Give back the records below exactly, every one, with no pictures.

##### MATERIAL PROVIDED #####

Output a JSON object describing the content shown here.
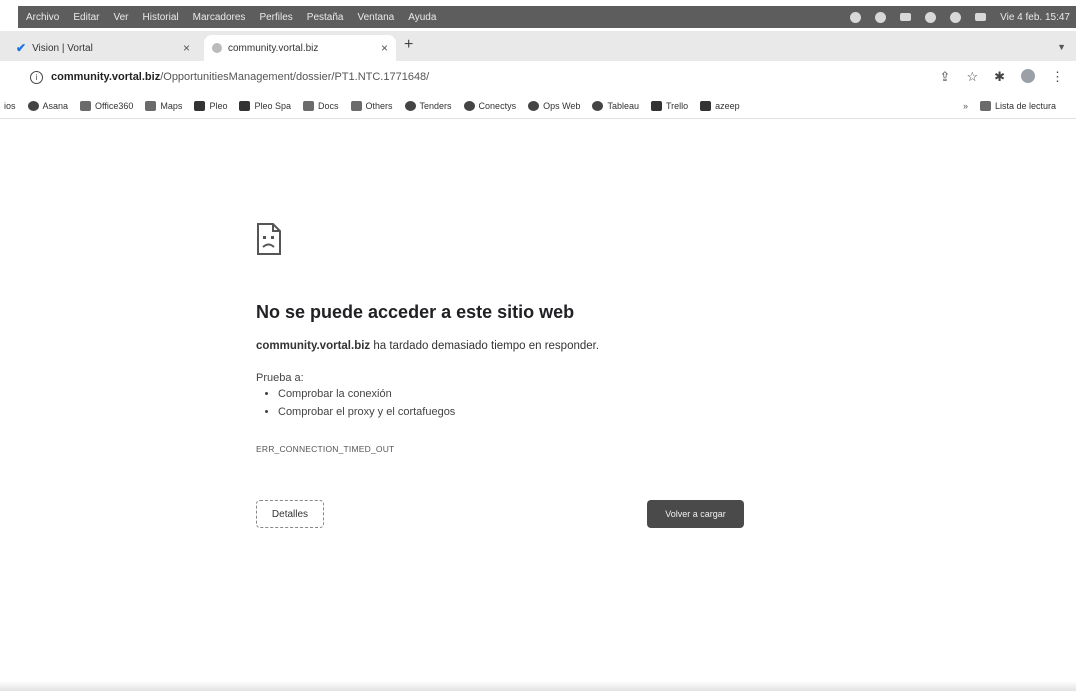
{
  "menubar": {
    "items": [
      "Archivo",
      "Editar",
      "Ver",
      "Historial",
      "Marcadores",
      "Perfiles",
      "Pestaña",
      "Ventana",
      "Ayuda"
    ],
    "clock": "Vie 4 feb. 15:47"
  },
  "tabs": [
    {
      "label": "Vision | Vortal",
      "close": "×",
      "active": false
    },
    {
      "label": "community.vortal.biz",
      "close": "×",
      "active": true
    }
  ],
  "new_tab": "+",
  "address": {
    "host": "community.vortal.biz",
    "path": "/OpportunitiesManagement/dossier/PT1.NTC.1771648/"
  },
  "bookmarks": {
    "items": [
      "ios",
      "Asana",
      "Office360",
      "Maps",
      "Pleo",
      "Pleo Spa",
      "Docs",
      "Others",
      "Tenders",
      "Conectys",
      "Ops Web",
      "Tableau",
      "Trello",
      "azeep"
    ],
    "more": "»",
    "reading_list": "Lista de lectura"
  },
  "error": {
    "title": "No se puede acceder a este sitio web",
    "domain": "community.vortal.biz",
    "description": " ha tardado demasiado tiempo en responder.",
    "try_label": "Prueba a:",
    "suggestions": [
      "Comprobar la conexión",
      "Comprobar el proxy y el cortafuegos"
    ],
    "code": "ERR_CONNECTION_TIMED_OUT",
    "details_button": "Detalles",
    "reload_button": "Volver a cargar"
  },
  "colors": {
    "menubar_bg": "#5d5d5d",
    "reload_button_bg": "#4a4a4a",
    "title_color": "#202124"
  }
}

#####

### WORKED SOLUTION
Output a JSON object describing the content shown here.
{
  "menubar": {
    "items": [
      "Archivo",
      "Editar",
      "Ver",
      "Historial",
      "Marcadores",
      "Perfiles",
      "Pestaña",
      "Ventana",
      "Ayuda"
    ],
    "clock": "Vie 4 feb. 15:47"
  },
  "tabs": [
    {
      "label": "Vision | Vortal",
      "close": "×",
      "active": false
    },
    {
      "label": "community.vortal.biz",
      "close": "×",
      "active": true
    }
  ],
  "new_tab": "+",
  "address": {
    "host": "community.vortal.biz",
    "path": "/OpportunitiesManagement/dossier/PT1.NTC.1771648/"
  },
  "bookmarks": {
    "items": [
      "ios",
      "Asana",
      "Office360",
      "Maps",
      "Pleo",
      "Pleo Spa",
      "Docs",
      "Others",
      "Tenders",
      "Conectys",
      "Ops Web",
      "Tableau",
      "Trello",
      "azeep"
    ],
    "more": "»",
    "reading_list": "Lista de lectura"
  },
  "error": {
    "title": "No se puede acceder a este sitio web",
    "domain": "community.vortal.biz",
    "description": " ha tardado demasiado tiempo en responder.",
    "try_label": "Prueba a:",
    "suggestions": [
      "Comprobar la conexión",
      "Comprobar el proxy y el cortafuegos"
    ],
    "code": "ERR_CONNECTION_TIMED_OUT",
    "details_button": "Detalles",
    "reload_button": "Volver a cargar"
  },
  "colors": {
    "menubar_bg": "#5d5d5d",
    "reload_button_bg": "#4a4a4a",
    "title_color": "#202124"
  }
}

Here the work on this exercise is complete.